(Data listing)
*-*-*

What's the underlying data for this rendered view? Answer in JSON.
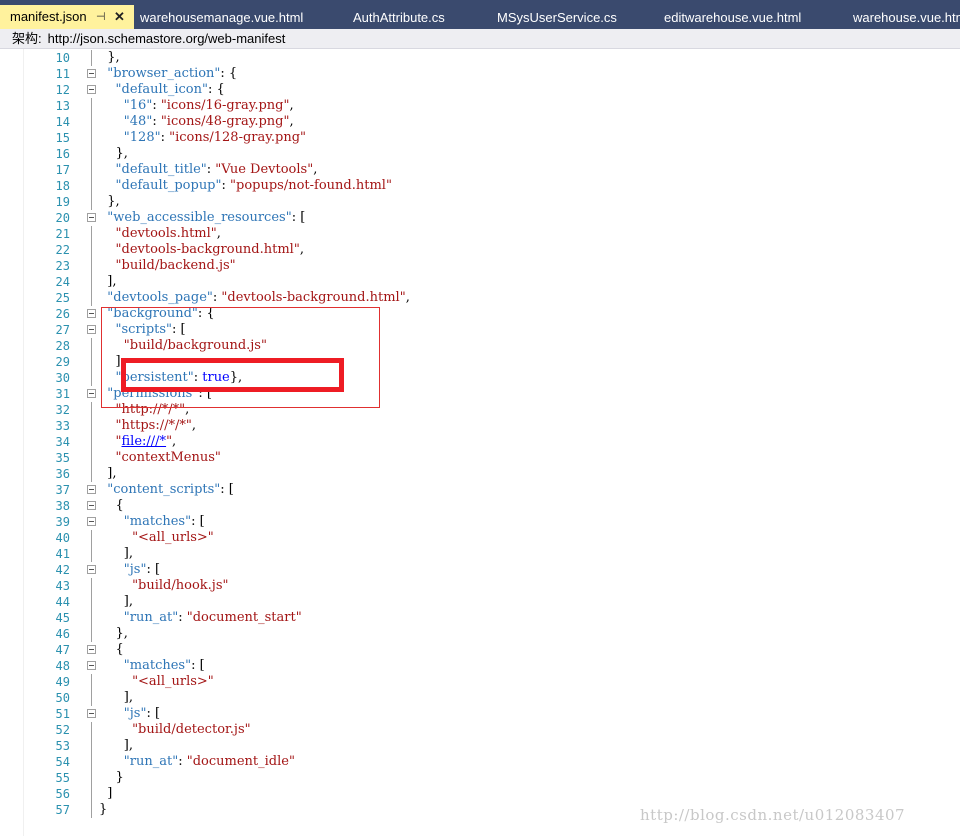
{
  "tabs": [
    {
      "label": "manifest.json",
      "active": true
    },
    {
      "label": "warehousemanage.vue.html"
    },
    {
      "label": "AuthAttribute.cs"
    },
    {
      "label": "MSysUserService.cs"
    },
    {
      "label": "editwarehouse.vue.html"
    },
    {
      "label": "warehouse.vue.html"
    }
  ],
  "tab_icons": {
    "pin": "pin-icon",
    "close": "close-icon"
  },
  "schema": {
    "label": "架构:",
    "url": "http://json.schemastore.org/web-manifest"
  },
  "colors": {
    "tabbar_bg": "#3a4a6e",
    "active_tab_bg": "#fff29d",
    "line_number": "#2b91af",
    "json_key": "#2e75b6",
    "json_string": "#a31515",
    "json_keyword": "#0000ff",
    "highlight_red": "#ee1c24"
  },
  "lines": [
    {
      "n": "10",
      "fold": false,
      "tokens": [
        {
          "t": "p",
          "s": "  },"
        }
      ]
    },
    {
      "n": "11",
      "fold": true,
      "tokens": [
        {
          "t": "p",
          "s": "  "
        },
        {
          "t": "key",
          "s": "\"browser_action\""
        },
        {
          "t": "p",
          "s": ": {"
        }
      ]
    },
    {
      "n": "12",
      "fold": true,
      "tokens": [
        {
          "t": "p",
          "s": "    "
        },
        {
          "t": "key",
          "s": "\"default_icon\""
        },
        {
          "t": "p",
          "s": ": {"
        }
      ]
    },
    {
      "n": "13",
      "fold": false,
      "tokens": [
        {
          "t": "p",
          "s": "      "
        },
        {
          "t": "key",
          "s": "\"16\""
        },
        {
          "t": "p",
          "s": ": "
        },
        {
          "t": "str",
          "s": "\"icons/16-gray.png\""
        },
        {
          "t": "p",
          "s": ","
        }
      ]
    },
    {
      "n": "14",
      "fold": false,
      "tokens": [
        {
          "t": "p",
          "s": "      "
        },
        {
          "t": "key",
          "s": "\"48\""
        },
        {
          "t": "p",
          "s": ": "
        },
        {
          "t": "str",
          "s": "\"icons/48-gray.png\""
        },
        {
          "t": "p",
          "s": ","
        }
      ]
    },
    {
      "n": "15",
      "fold": false,
      "tokens": [
        {
          "t": "p",
          "s": "      "
        },
        {
          "t": "key",
          "s": "\"128\""
        },
        {
          "t": "p",
          "s": ": "
        },
        {
          "t": "str",
          "s": "\"icons/128-gray.png\""
        }
      ]
    },
    {
      "n": "16",
      "fold": false,
      "tokens": [
        {
          "t": "p",
          "s": "    },"
        }
      ]
    },
    {
      "n": "17",
      "fold": false,
      "tokens": [
        {
          "t": "p",
          "s": "    "
        },
        {
          "t": "key",
          "s": "\"default_title\""
        },
        {
          "t": "p",
          "s": ": "
        },
        {
          "t": "str",
          "s": "\"Vue Devtools\""
        },
        {
          "t": "p",
          "s": ","
        }
      ]
    },
    {
      "n": "18",
      "fold": false,
      "tokens": [
        {
          "t": "p",
          "s": "    "
        },
        {
          "t": "key",
          "s": "\"default_popup\""
        },
        {
          "t": "p",
          "s": ": "
        },
        {
          "t": "str",
          "s": "\"popups/not-found.html\""
        }
      ]
    },
    {
      "n": "19",
      "fold": false,
      "tokens": [
        {
          "t": "p",
          "s": "  },"
        }
      ]
    },
    {
      "n": "20",
      "fold": true,
      "tokens": [
        {
          "t": "p",
          "s": "  "
        },
        {
          "t": "key",
          "s": "\"web_accessible_resources\""
        },
        {
          "t": "p",
          "s": ": ["
        }
      ]
    },
    {
      "n": "21",
      "fold": false,
      "tokens": [
        {
          "t": "p",
          "s": "    "
        },
        {
          "t": "str",
          "s": "\"devtools.html\""
        },
        {
          "t": "p",
          "s": ","
        }
      ]
    },
    {
      "n": "22",
      "fold": false,
      "tokens": [
        {
          "t": "p",
          "s": "    "
        },
        {
          "t": "str",
          "s": "\"devtools-background.html\""
        },
        {
          "t": "p",
          "s": ","
        }
      ]
    },
    {
      "n": "23",
      "fold": false,
      "tokens": [
        {
          "t": "p",
          "s": "    "
        },
        {
          "t": "str",
          "s": "\"build/backend.js\""
        }
      ]
    },
    {
      "n": "24",
      "fold": false,
      "tokens": [
        {
          "t": "p",
          "s": "  ],"
        }
      ]
    },
    {
      "n": "25",
      "fold": false,
      "tokens": [
        {
          "t": "p",
          "s": "  "
        },
        {
          "t": "key",
          "s": "\"devtools_page\""
        },
        {
          "t": "p",
          "s": ": "
        },
        {
          "t": "str",
          "s": "\"devtools-background.html\""
        },
        {
          "t": "p",
          "s": ","
        }
      ]
    },
    {
      "n": "26",
      "fold": true,
      "tokens": [
        {
          "t": "p",
          "s": "  "
        },
        {
          "t": "key",
          "s": "\"background\""
        },
        {
          "t": "p",
          "s": ": {"
        }
      ]
    },
    {
      "n": "27",
      "fold": true,
      "tokens": [
        {
          "t": "p",
          "s": "    "
        },
        {
          "t": "key",
          "s": "\"scripts\""
        },
        {
          "t": "p",
          "s": ": ["
        }
      ]
    },
    {
      "n": "28",
      "fold": false,
      "tokens": [
        {
          "t": "p",
          "s": "      "
        },
        {
          "t": "str",
          "s": "\"build/background.js\""
        }
      ]
    },
    {
      "n": "29",
      "fold": false,
      "tokens": [
        {
          "t": "p",
          "s": "    ],"
        }
      ]
    },
    {
      "n": "30",
      "fold": false,
      "tokens": [
        {
          "t": "p",
          "s": "    "
        },
        {
          "t": "key",
          "s": "\"persistent\""
        },
        {
          "t": "p",
          "s": ": "
        },
        {
          "t": "kw",
          "s": "true"
        },
        {
          "t": "p",
          "s": "},"
        }
      ]
    },
    {
      "n": "31",
      "fold": true,
      "tokens": [
        {
          "t": "p",
          "s": "  "
        },
        {
          "t": "key",
          "s": "\"permissions\""
        },
        {
          "t": "p",
          "s": ": ["
        }
      ]
    },
    {
      "n": "32",
      "fold": false,
      "tokens": [
        {
          "t": "p",
          "s": "    "
        },
        {
          "t": "str",
          "s": "\"http://*/*\""
        },
        {
          "t": "p",
          "s": ","
        }
      ]
    },
    {
      "n": "33",
      "fold": false,
      "tokens": [
        {
          "t": "p",
          "s": "    "
        },
        {
          "t": "str",
          "s": "\"https://*/*\""
        },
        {
          "t": "p",
          "s": ","
        }
      ]
    },
    {
      "n": "34",
      "fold": false,
      "tokens": [
        {
          "t": "p",
          "s": "    "
        },
        {
          "t": "str",
          "s": "\""
        },
        {
          "t": "lnk",
          "s": "file:///*"
        },
        {
          "t": "str",
          "s": "\""
        },
        {
          "t": "p",
          "s": ","
        }
      ]
    },
    {
      "n": "35",
      "fold": false,
      "tokens": [
        {
          "t": "p",
          "s": "    "
        },
        {
          "t": "str",
          "s": "\"contextMenus\""
        }
      ]
    },
    {
      "n": "36",
      "fold": false,
      "tokens": [
        {
          "t": "p",
          "s": "  ],"
        }
      ]
    },
    {
      "n": "37",
      "fold": true,
      "tokens": [
        {
          "t": "p",
          "s": "  "
        },
        {
          "t": "key",
          "s": "\"content_scripts\""
        },
        {
          "t": "p",
          "s": ": ["
        }
      ]
    },
    {
      "n": "38",
      "fold": true,
      "tokens": [
        {
          "t": "p",
          "s": "    {"
        }
      ]
    },
    {
      "n": "39",
      "fold": true,
      "tokens": [
        {
          "t": "p",
          "s": "      "
        },
        {
          "t": "key",
          "s": "\"matches\""
        },
        {
          "t": "p",
          "s": ": ["
        }
      ]
    },
    {
      "n": "40",
      "fold": false,
      "tokens": [
        {
          "t": "p",
          "s": "        "
        },
        {
          "t": "str",
          "s": "\"<all_urls>\""
        }
      ]
    },
    {
      "n": "41",
      "fold": false,
      "tokens": [
        {
          "t": "p",
          "s": "      ],"
        }
      ]
    },
    {
      "n": "42",
      "fold": true,
      "tokens": [
        {
          "t": "p",
          "s": "      "
        },
        {
          "t": "key",
          "s": "\"js\""
        },
        {
          "t": "p",
          "s": ": ["
        }
      ]
    },
    {
      "n": "43",
      "fold": false,
      "tokens": [
        {
          "t": "p",
          "s": "        "
        },
        {
          "t": "str",
          "s": "\"build/hook.js\""
        }
      ]
    },
    {
      "n": "44",
      "fold": false,
      "tokens": [
        {
          "t": "p",
          "s": "      ],"
        }
      ]
    },
    {
      "n": "45",
      "fold": false,
      "tokens": [
        {
          "t": "p",
          "s": "      "
        },
        {
          "t": "key",
          "s": "\"run_at\""
        },
        {
          "t": "p",
          "s": ": "
        },
        {
          "t": "str",
          "s": "\"document_start\""
        }
      ]
    },
    {
      "n": "46",
      "fold": false,
      "tokens": [
        {
          "t": "p",
          "s": "    },"
        }
      ]
    },
    {
      "n": "47",
      "fold": true,
      "tokens": [
        {
          "t": "p",
          "s": "    {"
        }
      ]
    },
    {
      "n": "48",
      "fold": true,
      "tokens": [
        {
          "t": "p",
          "s": "      "
        },
        {
          "t": "key",
          "s": "\"matches\""
        },
        {
          "t": "p",
          "s": ": ["
        }
      ]
    },
    {
      "n": "49",
      "fold": false,
      "tokens": [
        {
          "t": "p",
          "s": "        "
        },
        {
          "t": "str",
          "s": "\"<all_urls>\""
        }
      ]
    },
    {
      "n": "50",
      "fold": false,
      "tokens": [
        {
          "t": "p",
          "s": "      ],"
        }
      ]
    },
    {
      "n": "51",
      "fold": true,
      "tokens": [
        {
          "t": "p",
          "s": "      "
        },
        {
          "t": "key",
          "s": "\"js\""
        },
        {
          "t": "p",
          "s": ": ["
        }
      ]
    },
    {
      "n": "52",
      "fold": false,
      "tokens": [
        {
          "t": "p",
          "s": "        "
        },
        {
          "t": "str",
          "s": "\"build/detector.js\""
        }
      ]
    },
    {
      "n": "53",
      "fold": false,
      "tokens": [
        {
          "t": "p",
          "s": "      ],"
        }
      ]
    },
    {
      "n": "54",
      "fold": false,
      "tokens": [
        {
          "t": "p",
          "s": "      "
        },
        {
          "t": "key",
          "s": "\"run_at\""
        },
        {
          "t": "p",
          "s": ": "
        },
        {
          "t": "str",
          "s": "\"document_idle\""
        }
      ]
    },
    {
      "n": "55",
      "fold": false,
      "tokens": [
        {
          "t": "p",
          "s": "    }"
        }
      ]
    },
    {
      "n": "56",
      "fold": false,
      "tokens": [
        {
          "t": "p",
          "s": "  ]"
        }
      ]
    },
    {
      "n": "57",
      "fold": false,
      "tokens": [
        {
          "t": "p",
          "s": "}"
        }
      ]
    }
  ],
  "watermark": "http://blog.csdn.net/u012083407"
}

*-*-*

- _STATED TASK_:
Whenever "gray" turns up in a line, pick that line out.

- _TASK RESULT_:
          "s": "\"icons/16-gray.png\""
          "s": "\"icons/48-gray.png\""
          "s": "\"icons/128-gray.png\""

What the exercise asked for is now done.